— Begin MATERIAL SHOWN —
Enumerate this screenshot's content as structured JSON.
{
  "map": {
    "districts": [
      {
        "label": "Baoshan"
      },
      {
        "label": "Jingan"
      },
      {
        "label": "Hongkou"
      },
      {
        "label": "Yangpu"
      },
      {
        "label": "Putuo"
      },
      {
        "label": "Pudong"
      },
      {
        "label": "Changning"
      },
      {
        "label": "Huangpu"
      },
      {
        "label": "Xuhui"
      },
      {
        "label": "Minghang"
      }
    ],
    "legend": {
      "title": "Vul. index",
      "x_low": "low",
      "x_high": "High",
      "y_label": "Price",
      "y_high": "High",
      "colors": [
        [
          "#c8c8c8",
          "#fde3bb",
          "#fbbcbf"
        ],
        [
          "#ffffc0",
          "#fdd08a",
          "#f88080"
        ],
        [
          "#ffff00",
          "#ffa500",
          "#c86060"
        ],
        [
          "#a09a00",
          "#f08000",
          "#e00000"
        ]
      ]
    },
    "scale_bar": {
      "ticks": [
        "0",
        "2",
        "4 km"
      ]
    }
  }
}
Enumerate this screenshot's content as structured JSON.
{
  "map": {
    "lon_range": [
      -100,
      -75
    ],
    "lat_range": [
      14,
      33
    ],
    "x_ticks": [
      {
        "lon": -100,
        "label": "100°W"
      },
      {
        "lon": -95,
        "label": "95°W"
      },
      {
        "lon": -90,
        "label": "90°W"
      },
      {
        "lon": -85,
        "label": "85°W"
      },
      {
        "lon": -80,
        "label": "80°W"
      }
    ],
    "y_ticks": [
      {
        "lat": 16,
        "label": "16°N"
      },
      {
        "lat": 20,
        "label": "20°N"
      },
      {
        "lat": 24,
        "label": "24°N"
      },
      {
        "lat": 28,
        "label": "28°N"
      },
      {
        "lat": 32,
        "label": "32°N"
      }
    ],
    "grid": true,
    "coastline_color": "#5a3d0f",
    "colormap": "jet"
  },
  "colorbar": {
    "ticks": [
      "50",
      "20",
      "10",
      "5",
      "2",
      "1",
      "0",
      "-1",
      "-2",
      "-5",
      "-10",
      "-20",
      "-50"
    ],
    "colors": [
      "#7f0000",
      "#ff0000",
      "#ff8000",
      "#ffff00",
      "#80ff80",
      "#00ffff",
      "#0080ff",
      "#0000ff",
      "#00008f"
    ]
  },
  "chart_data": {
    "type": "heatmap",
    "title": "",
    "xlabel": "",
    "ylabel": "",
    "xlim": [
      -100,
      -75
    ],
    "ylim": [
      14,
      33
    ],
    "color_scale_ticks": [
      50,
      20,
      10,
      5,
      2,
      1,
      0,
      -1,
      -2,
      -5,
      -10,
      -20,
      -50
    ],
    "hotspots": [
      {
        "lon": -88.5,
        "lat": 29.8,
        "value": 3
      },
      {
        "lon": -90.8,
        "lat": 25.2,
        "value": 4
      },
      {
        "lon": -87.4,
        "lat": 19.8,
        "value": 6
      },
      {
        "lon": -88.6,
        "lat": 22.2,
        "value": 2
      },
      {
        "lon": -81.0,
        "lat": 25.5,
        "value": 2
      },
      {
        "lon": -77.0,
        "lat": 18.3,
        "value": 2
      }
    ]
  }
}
— End MATERIAL SHOWN —
WRITTEN PROBLEM – Please reproduce every line of the material word for word.

TASK RESPONSE –
Enumerate this screenshot's content as structured JSON.
{
  "map": {
    "districts": [
      {
        "label": "Baoshan"
      },
      {
        "label": "Jingan"
      },
      {
        "label": "Hongkou"
      },
      {
        "label": "Yangpu"
      },
      {
        "label": "Putuo"
      },
      {
        "label": "Pudong"
      },
      {
        "label": "Changning"
      },
      {
        "label": "Huangpu"
      },
      {
        "label": "Xuhui"
      },
      {
        "label": "Minghang"
      }
    ],
    "legend": {
      "title": "Vul. index",
      "x_low": "low",
      "x_high": "High",
      "y_label": "Price",
      "y_high": "High",
      "colors": [
        [
          "#c8c8c8",
          "#fde3bb",
          "#fbbcbf"
        ],
        [
          "#ffffc0",
          "#fdd08a",
          "#f88080"
        ],
        [
          "#ffff00",
          "#ffa500",
          "#c86060"
        ],
        [
          "#a09a00",
          "#f08000",
          "#e00000"
        ]
      ]
    },
    "scale_bar": {
      "ticks": [
        "0",
        "2",
        "4 km"
      ]
    }
  }
}
Enumerate this screenshot's content as structured JSON.
{
  "map": {
    "lon_range": [
      -100,
      -75
    ],
    "lat_range": [
      14,
      33
    ],
    "x_ticks": [
      {
        "lon": -100,
        "label": "100°W"
      },
      {
        "lon": -95,
        "label": "95°W"
      },
      {
        "lon": -90,
        "label": "90°W"
      },
      {
        "lon": -85,
        "label": "85°W"
      },
      {
        "lon": -80,
        "label": "80°W"
      }
    ],
    "y_ticks": [
      {
        "lat": 16,
        "label": "16°N"
      },
      {
        "lat": 20,
        "label": "20°N"
      },
      {
        "lat": 24,
        "label": "24°N"
      },
      {
        "lat": 28,
        "label": "28°N"
      },
      {
        "lat": 32,
        "label": "32°N"
      }
    ],
    "grid": true,
    "coastline_color": "#5a3d0f",
    "colormap": "jet"
  },
  "colorbar": {
    "ticks": [
      "50",
      "20",
      "10",
      "5",
      "2",
      "1",
      "0",
      "-1",
      "-2",
      "-5",
      "-10",
      "-20",
      "-50"
    ],
    "colors": [
      "#7f0000",
      "#ff0000",
      "#ff8000",
      "#ffff00",
      "#80ff80",
      "#00ffff",
      "#0080ff",
      "#0000ff",
      "#00008f"
    ]
  },
  "chart_data": {
    "type": "heatmap",
    "title": "",
    "xlabel": "",
    "ylabel": "",
    "xlim": [
      -100,
      -75
    ],
    "ylim": [
      14,
      33
    ],
    "color_scale_ticks": [
      50,
      20,
      10,
      5,
      2,
      1,
      0,
      -1,
      -2,
      -5,
      -10,
      -20,
      -50
    ],
    "hotspots": [
      {
        "lon": -88.5,
        "lat": 29.8,
        "value": 3
      },
      {
        "lon": -90.8,
        "lat": 25.2,
        "value": 4
      },
      {
        "lon": -87.4,
        "lat": 19.8,
        "value": 6
      },
      {
        "lon": -88.6,
        "lat": 22.2,
        "value": 2
      },
      {
        "lon": -81.0,
        "lat": 25.5,
        "value": 2
      },
      {
        "lon": -77.0,
        "lat": 18.3,
        "value": 2
      }
    ]
  }
}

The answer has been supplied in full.